WHAT TO WORK ON: Omit the images, then output each of the records below exactly.
--- BEGIN MATERIAL ---
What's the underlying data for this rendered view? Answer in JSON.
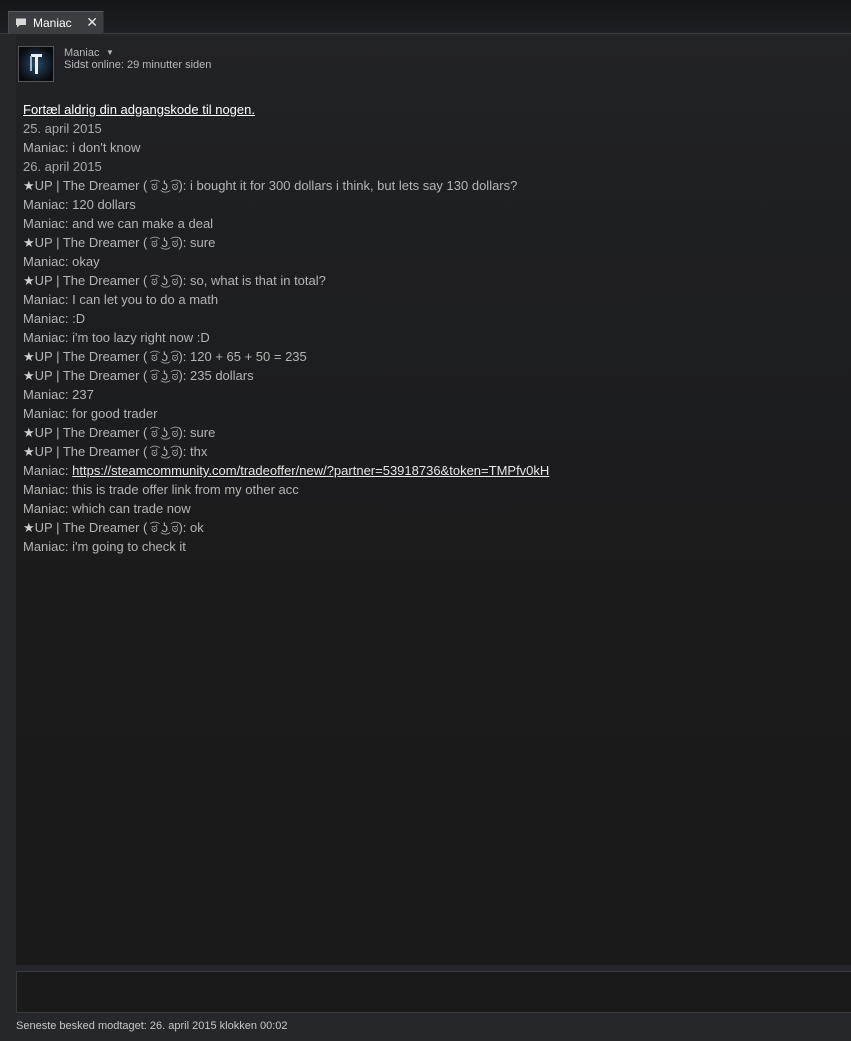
{
  "tab": {
    "title": "Maniac",
    "close_glyph": "✕",
    "icon": "chat-bubble-icon"
  },
  "header": {
    "avatar_icon": "avatar-icon",
    "name": "Maniac",
    "dropdown_glyph": "▼",
    "status": "Sidst online: 29 minutter siden"
  },
  "log": {
    "warning": "Fortæl aldrig din adgangskode til nogen.",
    "date1": "25. april 2015",
    "m1": {
      "who": "Maniac: ",
      "text": "i don't know"
    },
    "date2": "26. april 2015",
    "m2": {
      "star": "★",
      "who": "UP | The Dreamer ( ͡ಠ ͜ʖ ͡ಠ): ",
      "text": "i bought it for 300 dollars i think, but lets say 130 dollars?"
    },
    "m3": {
      "who": "Maniac: ",
      "text": "120 dollars"
    },
    "m4": {
      "who": "Maniac: ",
      "text": "and we can make a deal"
    },
    "m5": {
      "star": "★",
      "who": "UP | The Dreamer ( ͡ಠ ͜ʖ ͡ಠ): ",
      "text": "sure"
    },
    "m6": {
      "who": "Maniac: ",
      "text": "okay"
    },
    "m7": {
      "star": "★",
      "who": "UP | The Dreamer ( ͡ಠ ͜ʖ ͡ಠ): ",
      "text": "so, what is that in total?"
    },
    "m8": {
      "who": "Maniac: ",
      "text": "I can let you to do a math"
    },
    "m9": {
      "who": "Maniac: ",
      "text": ":D"
    },
    "m10": {
      "who": "Maniac: ",
      "text": "i'm too lazy right now :D"
    },
    "m11": {
      "star": "★",
      "who": "UP | The Dreamer ( ͡ಠ ͜ʖ ͡ಠ): ",
      "text": "120 + 65 + 50 = 235"
    },
    "m12": {
      "star": "★",
      "who": "UP | The Dreamer ( ͡ಠ ͜ʖ ͡ಠ): ",
      "text": "235 dollars"
    },
    "m13": {
      "who": "Maniac: ",
      "text": "237"
    },
    "m14": {
      "who": "Maniac: ",
      "text": "for good trader"
    },
    "m15": {
      "star": "★",
      "who": "UP | The Dreamer ( ͡ಠ ͜ʖ ͡ಠ): ",
      "text": "sure"
    },
    "m16": {
      "star": "★",
      "who": "UP | The Dreamer ( ͡ಠ ͜ʖ ͡ಠ): ",
      "text": "thx"
    },
    "m17": {
      "who": "Maniac: ",
      "link": "https://steamcommunity.com/tradeoffer/new/?partner=53918736&token=TMPfv0kH"
    },
    "m18": {
      "who": "Maniac: ",
      "text": "this is trade offer link from my other acc"
    },
    "m19": {
      "who": "Maniac: ",
      "text": "which can trade now"
    },
    "m20": {
      "star": "★",
      "who": "UP | The Dreamer ( ͡ಠ ͜ʖ ͡ಠ): ",
      "text": "ok"
    },
    "m21": {
      "who": "Maniac: ",
      "text": "i'm going to check it"
    }
  },
  "input": {
    "value": ""
  },
  "footer": {
    "last_message": "Seneste besked modtaget: 26. april 2015 klokken 00:02"
  },
  "colors": {
    "background": "#26272b",
    "text": "#b5b5b5",
    "link": "#e6e6e6"
  }
}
--- END MATERIAL ---
SOLUTION TO THIS TASK:
What's the underlying data for this rendered view? Answer in JSON.
{
  "tab": {
    "title": "Maniac",
    "close_glyph": "✕",
    "icon": "chat-bubble-icon"
  },
  "header": {
    "avatar_icon": "avatar-icon",
    "name": "Maniac",
    "dropdown_glyph": "▼",
    "status": "Sidst online: 29 minutter siden"
  },
  "log": {
    "warning": "Fortæl aldrig din adgangskode til nogen.",
    "date1": "25. april 2015",
    "m1": {
      "who": "Maniac: ",
      "text": "i don't know"
    },
    "date2": "26. april 2015",
    "m2": {
      "star": "★",
      "who": "UP | The Dreamer ( ͡ಠ ͜ʖ ͡ಠ): ",
      "text": "i bought it for 300 dollars i think, but lets say 130 dollars?"
    },
    "m3": {
      "who": "Maniac: ",
      "text": "120 dollars"
    },
    "m4": {
      "who": "Maniac: ",
      "text": "and we can make a deal"
    },
    "m5": {
      "star": "★",
      "who": "UP | The Dreamer ( ͡ಠ ͜ʖ ͡ಠ): ",
      "text": "sure"
    },
    "m6": {
      "who": "Maniac: ",
      "text": "okay"
    },
    "m7": {
      "star": "★",
      "who": "UP | The Dreamer ( ͡ಠ ͜ʖ ͡ಠ): ",
      "text": "so, what is that in total?"
    },
    "m8": {
      "who": "Maniac: ",
      "text": "I can let you to do a math"
    },
    "m9": {
      "who": "Maniac: ",
      "text": ":D"
    },
    "m10": {
      "who": "Maniac: ",
      "text": "i'm too lazy right now :D"
    },
    "m11": {
      "star": "★",
      "who": "UP | The Dreamer ( ͡ಠ ͜ʖ ͡ಠ): ",
      "text": "120 + 65 + 50 = 235"
    },
    "m12": {
      "star": "★",
      "who": "UP | The Dreamer ( ͡ಠ ͜ʖ ͡ಠ): ",
      "text": "235 dollars"
    },
    "m13": {
      "who": "Maniac: ",
      "text": "237"
    },
    "m14": {
      "who": "Maniac: ",
      "text": "for good trader"
    },
    "m15": {
      "star": "★",
      "who": "UP | The Dreamer ( ͡ಠ ͜ʖ ͡ಠ): ",
      "text": "sure"
    },
    "m16": {
      "star": "★",
      "who": "UP | The Dreamer ( ͡ಠ ͜ʖ ͡ಠ): ",
      "text": "thx"
    },
    "m17": {
      "who": "Maniac: ",
      "link": "https://steamcommunity.com/tradeoffer/new/?partner=53918736&token=TMPfv0kH"
    },
    "m18": {
      "who": "Maniac: ",
      "text": "this is trade offer link from my other acc"
    },
    "m19": {
      "who": "Maniac: ",
      "text": "which can trade now"
    },
    "m20": {
      "star": "★",
      "who": "UP | The Dreamer ( ͡ಠ ͜ʖ ͡ಠ): ",
      "text": "ok"
    },
    "m21": {
      "who": "Maniac: ",
      "text": "i'm going to check it"
    }
  },
  "input": {
    "value": ""
  },
  "footer": {
    "last_message": "Seneste besked modtaget: 26. april 2015 klokken 00:02"
  },
  "colors": {
    "background": "#26272b",
    "text": "#b5b5b5",
    "link": "#e6e6e6"
  }
}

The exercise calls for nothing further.